Collection entries:
::::
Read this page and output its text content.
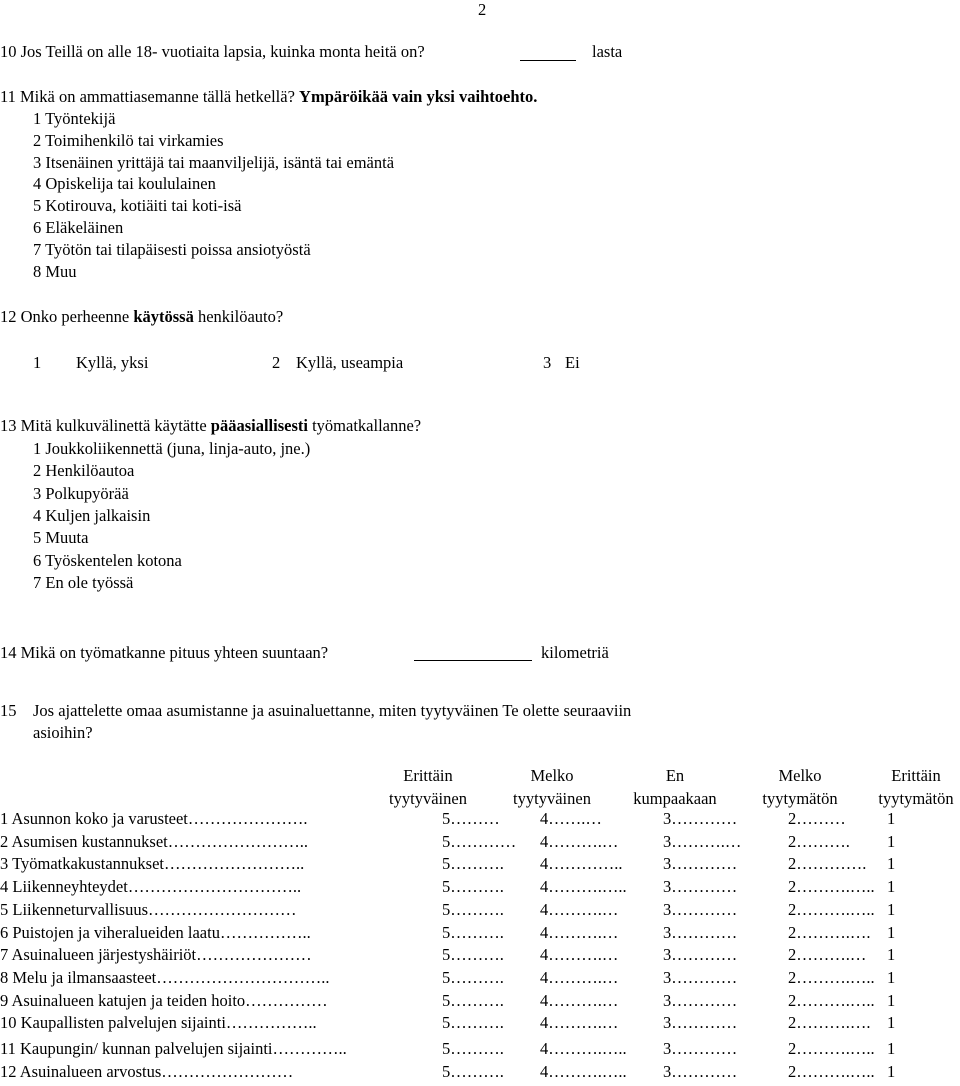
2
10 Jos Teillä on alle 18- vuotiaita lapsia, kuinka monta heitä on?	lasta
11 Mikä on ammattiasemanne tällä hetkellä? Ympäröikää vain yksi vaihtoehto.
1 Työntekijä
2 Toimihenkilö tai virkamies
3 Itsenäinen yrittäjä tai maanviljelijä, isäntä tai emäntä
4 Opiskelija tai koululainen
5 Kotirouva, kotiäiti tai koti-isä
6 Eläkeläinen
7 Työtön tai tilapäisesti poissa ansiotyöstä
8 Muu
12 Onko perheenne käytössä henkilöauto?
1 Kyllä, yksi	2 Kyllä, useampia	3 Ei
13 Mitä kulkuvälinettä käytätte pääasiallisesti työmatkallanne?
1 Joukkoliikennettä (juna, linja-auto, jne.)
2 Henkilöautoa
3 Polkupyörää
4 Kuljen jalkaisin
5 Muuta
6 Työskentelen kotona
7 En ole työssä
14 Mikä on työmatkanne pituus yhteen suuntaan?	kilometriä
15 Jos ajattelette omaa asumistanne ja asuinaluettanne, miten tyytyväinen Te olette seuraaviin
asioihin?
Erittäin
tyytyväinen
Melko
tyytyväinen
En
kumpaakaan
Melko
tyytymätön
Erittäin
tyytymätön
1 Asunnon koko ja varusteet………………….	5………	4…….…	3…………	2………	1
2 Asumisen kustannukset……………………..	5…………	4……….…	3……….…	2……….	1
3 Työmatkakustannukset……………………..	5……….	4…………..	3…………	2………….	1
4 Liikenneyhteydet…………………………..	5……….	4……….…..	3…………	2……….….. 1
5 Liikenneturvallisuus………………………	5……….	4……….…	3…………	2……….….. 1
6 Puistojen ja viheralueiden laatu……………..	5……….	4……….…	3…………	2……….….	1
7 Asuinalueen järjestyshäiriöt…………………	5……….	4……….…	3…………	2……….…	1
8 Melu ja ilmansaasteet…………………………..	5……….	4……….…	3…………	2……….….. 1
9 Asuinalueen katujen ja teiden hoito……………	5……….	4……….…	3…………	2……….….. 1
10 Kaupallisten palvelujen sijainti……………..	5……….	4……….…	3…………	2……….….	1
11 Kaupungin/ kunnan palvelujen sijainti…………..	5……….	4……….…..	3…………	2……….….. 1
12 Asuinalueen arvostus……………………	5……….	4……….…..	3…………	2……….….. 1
::::
[Task details] Return the material exactly as given, apart from the pictures.

[Written solution]
Read this page and output its text content.
2
10 Jos Teillä on alle 18- vuotiaita lapsia, kuinka monta heitä on?	lasta
11 Mikä on ammattiasemanne tällä hetkellä? Ympäröikää vain yksi vaihtoehto.
1 Työntekijä
2 Toimihenkilö tai virkamies
3 Itsenäinen yrittäjä tai maanviljelijä, isäntä tai emäntä
4 Opiskelija tai koululainen
5 Kotirouva, kotiäiti tai koti-isä
6 Eläkeläinen
7 Työtön tai tilapäisesti poissa ansiotyöstä
8 Muu
12 Onko perheenne käytössä henkilöauto?
1 Kyllä, yksi	2 Kyllä, useampia	3 Ei
13 Mitä kulkuvälinettä käytätte pääasiallisesti työmatkallanne?
1 Joukkoliikennettä (juna, linja-auto, jne.)
2 Henkilöautoa
3 Polkupyörää
4 Kuljen jalkaisin
5 Muuta
6 Työskentelen kotona
7 En ole työssä
14 Mikä on työmatkanne pituus yhteen suuntaan?	kilometriä
15 Jos ajattelette omaa asumistanne ja asuinaluettanne, miten tyytyväinen Te olette seuraaviin
asioihin?
Erittäin
tyytyväinen
Melko
tyytyväinen
En
kumpaakaan
Melko
tyytymätön
Erittäin
tyytymätön
1 Asunnon koko ja varusteet………………….	5………	4…….…	3…………	2………	1
2 Asumisen kustannukset……………………..	5…………	4……….…	3……….…	2……….	1
3 Työmatkakustannukset……………………..	5……….	4…………..	3…………	2………….	1
4 Liikenneyhteydet…………………………..	5……….	4……….…..	3…………	2……….….. 1
5 Liikenneturvallisuus………………………	5……….	4……….…	3…………	2……….….. 1
6 Puistojen ja viheralueiden laatu……………..	5……….	4……….…	3…………	2……….….	1
7 Asuinalueen järjestyshäiriöt…………………	5……….	4……….…	3…………	2……….…	1
8 Melu ja ilmansaasteet…………………………..	5……….	4……….…	3…………	2……….….. 1
9 Asuinalueen katujen ja teiden hoito……………	5……….	4……….…	3…………	2……….….. 1
10 Kaupallisten palvelujen sijainti……………..	5……….	4……….…	3…………	2……….….	1
11 Kaupungin/ kunnan palvelujen sijainti…………..	5……….	4……….…..	3…………	2……….….. 1
12 Asuinalueen arvostus……………………	5……….	4……….…..	3…………	2……….….. 1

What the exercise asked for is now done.